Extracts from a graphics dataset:
-- start --

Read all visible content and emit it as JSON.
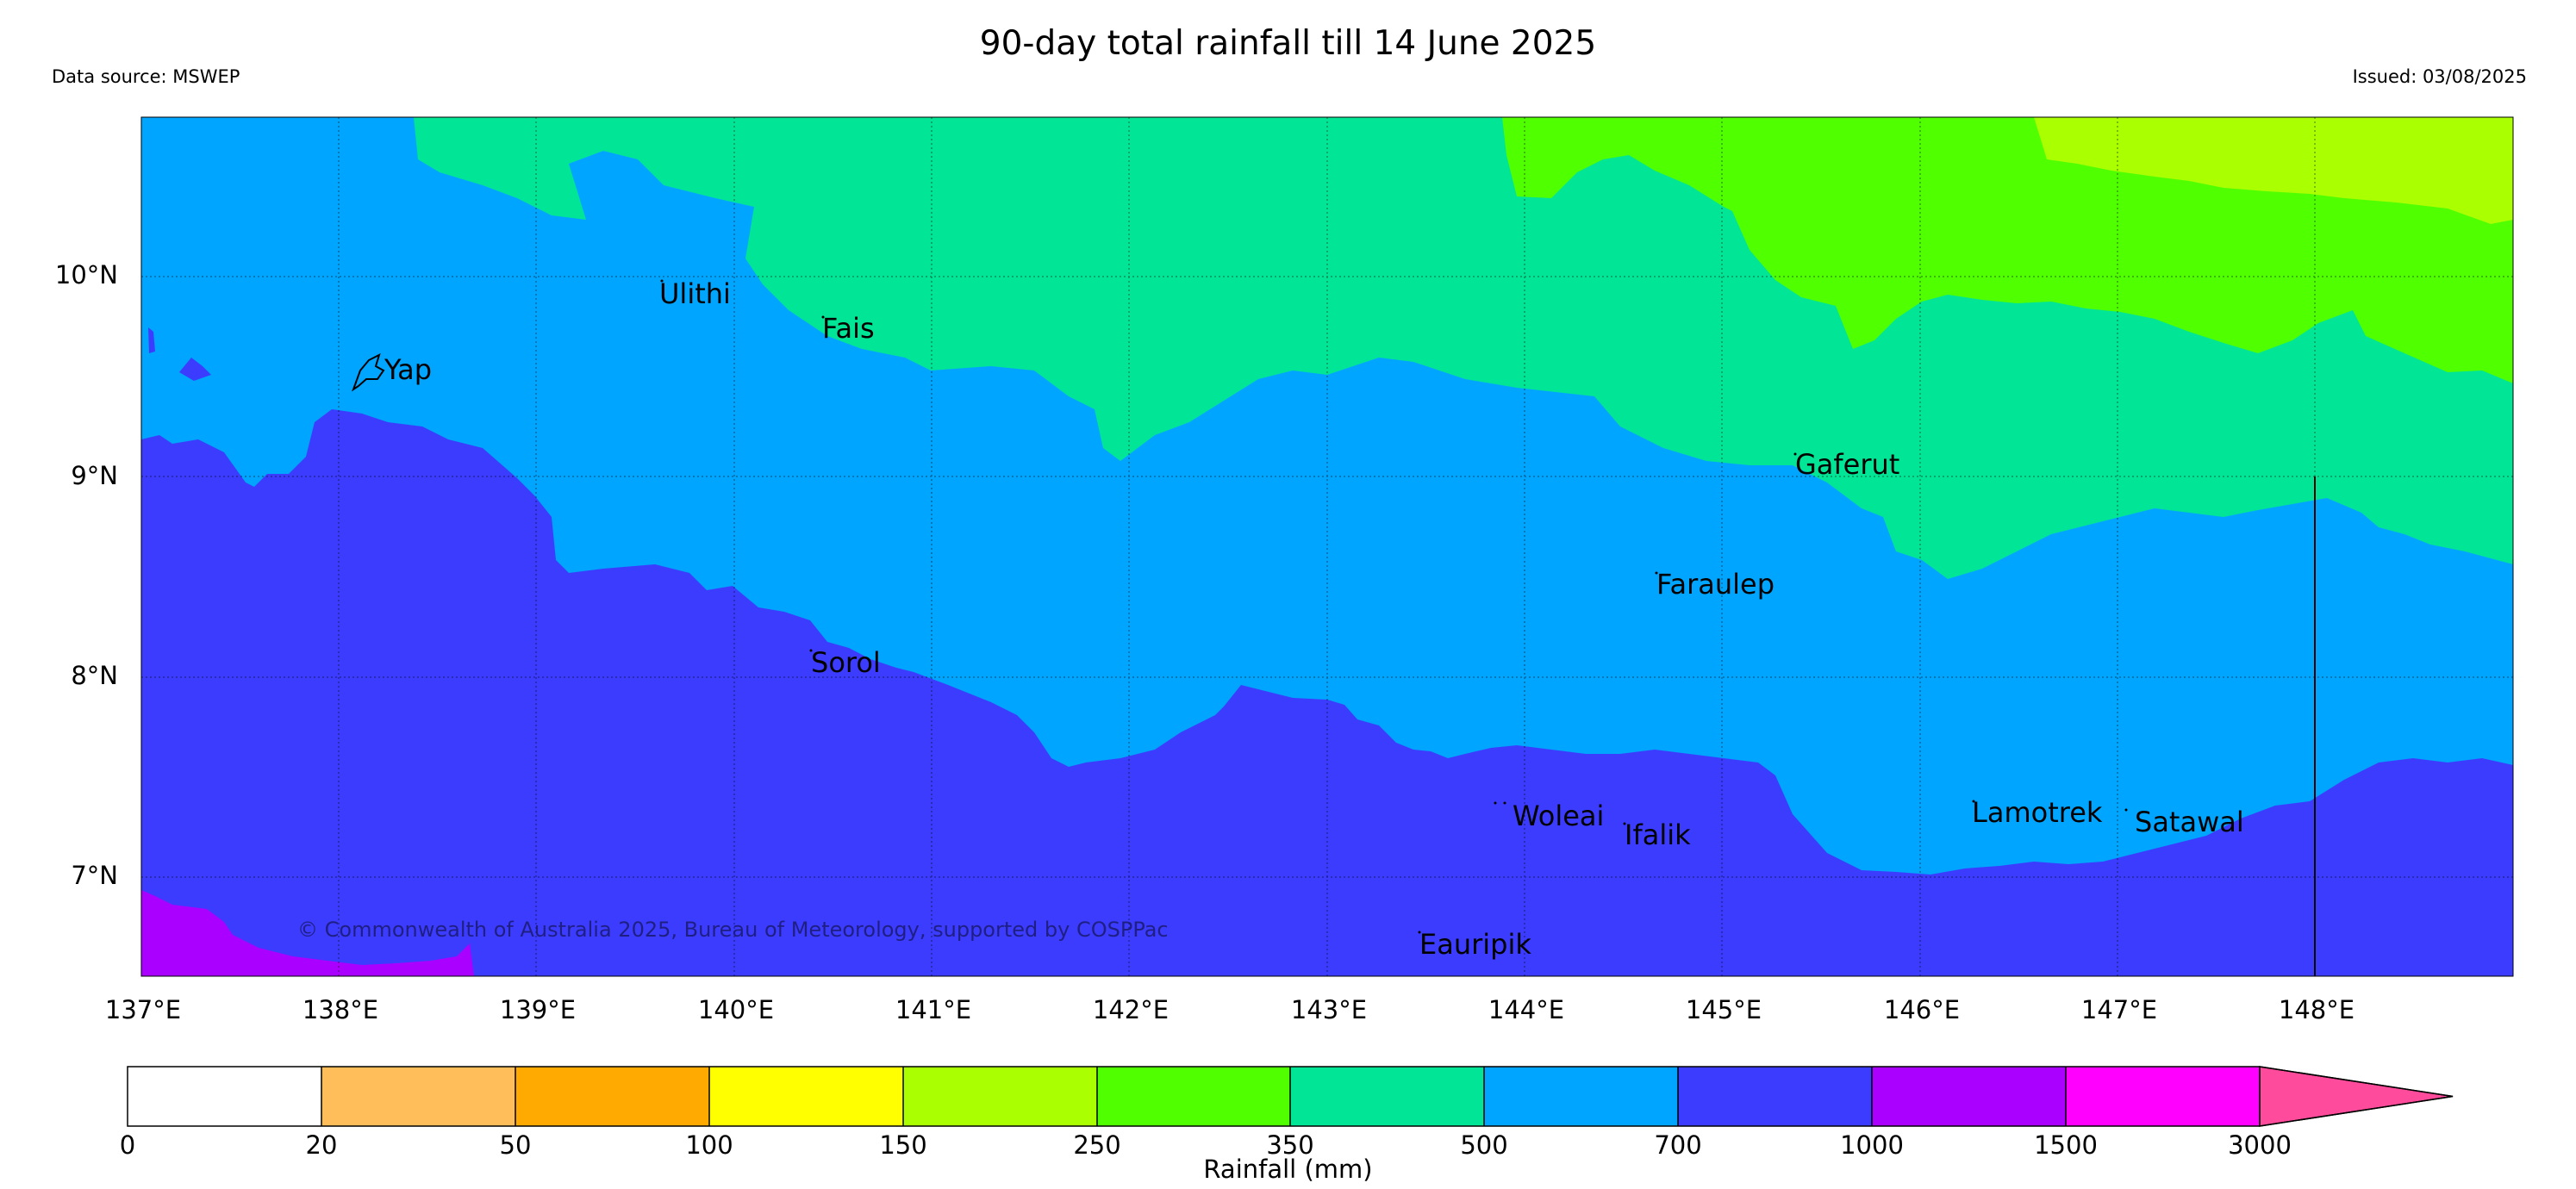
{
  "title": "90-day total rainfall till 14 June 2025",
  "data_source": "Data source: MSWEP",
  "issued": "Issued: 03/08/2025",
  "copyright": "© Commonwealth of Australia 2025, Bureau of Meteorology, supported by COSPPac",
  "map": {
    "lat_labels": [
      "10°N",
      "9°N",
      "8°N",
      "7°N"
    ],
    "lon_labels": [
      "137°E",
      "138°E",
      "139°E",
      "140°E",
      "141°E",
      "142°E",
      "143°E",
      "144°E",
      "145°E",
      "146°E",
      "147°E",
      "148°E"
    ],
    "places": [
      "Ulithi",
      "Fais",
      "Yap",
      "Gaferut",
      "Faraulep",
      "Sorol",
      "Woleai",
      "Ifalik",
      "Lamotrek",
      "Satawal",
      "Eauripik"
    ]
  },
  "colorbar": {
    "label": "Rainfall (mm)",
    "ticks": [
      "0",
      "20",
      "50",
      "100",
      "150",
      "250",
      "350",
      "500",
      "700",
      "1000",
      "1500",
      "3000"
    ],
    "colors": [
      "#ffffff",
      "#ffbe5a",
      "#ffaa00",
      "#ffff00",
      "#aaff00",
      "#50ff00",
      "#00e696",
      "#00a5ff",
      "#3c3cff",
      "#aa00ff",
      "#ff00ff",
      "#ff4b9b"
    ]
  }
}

-- end --
-- start --

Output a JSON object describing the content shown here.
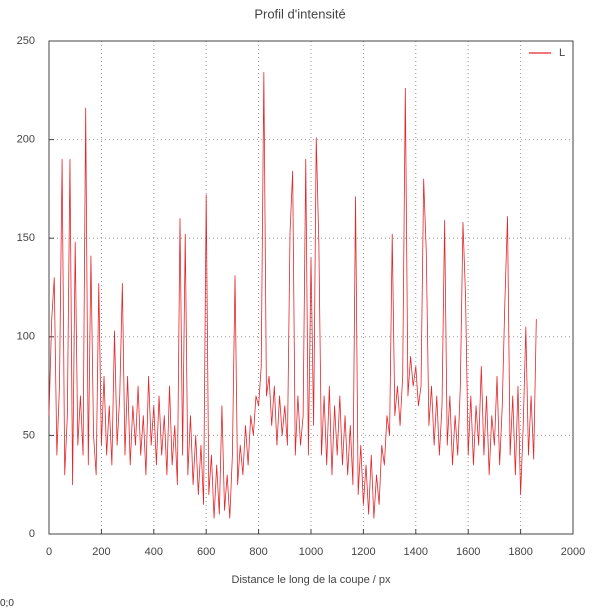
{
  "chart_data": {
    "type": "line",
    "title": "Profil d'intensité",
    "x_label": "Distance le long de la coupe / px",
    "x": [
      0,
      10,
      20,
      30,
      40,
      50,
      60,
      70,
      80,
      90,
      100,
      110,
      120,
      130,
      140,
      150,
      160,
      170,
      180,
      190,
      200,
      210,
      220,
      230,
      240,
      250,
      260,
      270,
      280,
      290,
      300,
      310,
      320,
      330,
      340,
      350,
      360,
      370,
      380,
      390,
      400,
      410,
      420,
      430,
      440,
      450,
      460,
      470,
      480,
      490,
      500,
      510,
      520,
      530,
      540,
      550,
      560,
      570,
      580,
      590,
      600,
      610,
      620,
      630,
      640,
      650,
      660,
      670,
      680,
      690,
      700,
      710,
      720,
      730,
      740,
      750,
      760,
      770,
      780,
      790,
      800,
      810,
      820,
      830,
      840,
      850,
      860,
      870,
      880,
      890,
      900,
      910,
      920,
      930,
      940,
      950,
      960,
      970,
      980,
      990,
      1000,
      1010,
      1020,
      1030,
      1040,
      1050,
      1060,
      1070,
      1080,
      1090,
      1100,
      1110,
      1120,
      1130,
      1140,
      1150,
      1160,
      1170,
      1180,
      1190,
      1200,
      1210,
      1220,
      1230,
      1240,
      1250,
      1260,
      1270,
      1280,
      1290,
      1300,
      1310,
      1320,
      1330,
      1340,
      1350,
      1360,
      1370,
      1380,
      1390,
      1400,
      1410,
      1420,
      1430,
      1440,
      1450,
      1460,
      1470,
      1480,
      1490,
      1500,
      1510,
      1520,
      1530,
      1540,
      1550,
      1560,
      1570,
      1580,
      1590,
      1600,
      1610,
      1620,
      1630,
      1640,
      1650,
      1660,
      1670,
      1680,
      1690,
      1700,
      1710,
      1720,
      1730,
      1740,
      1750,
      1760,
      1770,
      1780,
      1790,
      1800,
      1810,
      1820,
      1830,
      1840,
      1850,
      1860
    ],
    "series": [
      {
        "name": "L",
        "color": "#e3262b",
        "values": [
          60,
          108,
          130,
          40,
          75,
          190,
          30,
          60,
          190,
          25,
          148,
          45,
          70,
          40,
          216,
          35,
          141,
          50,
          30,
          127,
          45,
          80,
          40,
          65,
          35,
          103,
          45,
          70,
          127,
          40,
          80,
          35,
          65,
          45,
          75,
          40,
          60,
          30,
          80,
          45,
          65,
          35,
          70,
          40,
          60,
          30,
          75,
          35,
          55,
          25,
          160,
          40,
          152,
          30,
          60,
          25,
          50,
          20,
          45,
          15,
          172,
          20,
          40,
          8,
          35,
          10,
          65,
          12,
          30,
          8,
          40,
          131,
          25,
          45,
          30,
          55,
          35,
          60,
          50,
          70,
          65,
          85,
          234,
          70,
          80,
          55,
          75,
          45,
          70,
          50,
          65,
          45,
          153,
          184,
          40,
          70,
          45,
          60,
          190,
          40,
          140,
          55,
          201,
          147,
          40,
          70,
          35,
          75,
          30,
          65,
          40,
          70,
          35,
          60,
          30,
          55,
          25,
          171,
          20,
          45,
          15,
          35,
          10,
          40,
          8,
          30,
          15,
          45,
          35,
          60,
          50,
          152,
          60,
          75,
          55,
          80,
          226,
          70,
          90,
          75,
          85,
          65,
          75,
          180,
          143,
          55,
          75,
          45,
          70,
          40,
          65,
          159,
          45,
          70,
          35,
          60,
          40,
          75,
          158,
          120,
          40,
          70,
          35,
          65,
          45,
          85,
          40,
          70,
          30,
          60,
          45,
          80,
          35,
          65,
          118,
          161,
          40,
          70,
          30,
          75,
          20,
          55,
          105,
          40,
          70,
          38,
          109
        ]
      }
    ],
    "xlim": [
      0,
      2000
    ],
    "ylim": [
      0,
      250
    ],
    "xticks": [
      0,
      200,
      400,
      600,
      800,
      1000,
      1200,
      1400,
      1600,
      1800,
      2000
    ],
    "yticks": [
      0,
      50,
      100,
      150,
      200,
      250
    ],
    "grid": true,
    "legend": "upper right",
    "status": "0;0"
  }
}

-- end --

### Stated task:
Look through the listing and extract every line with "JSON" in it.

### Written reply:
Read all visible content and emit it as JSON.
Output a JSON object describing the content shown here.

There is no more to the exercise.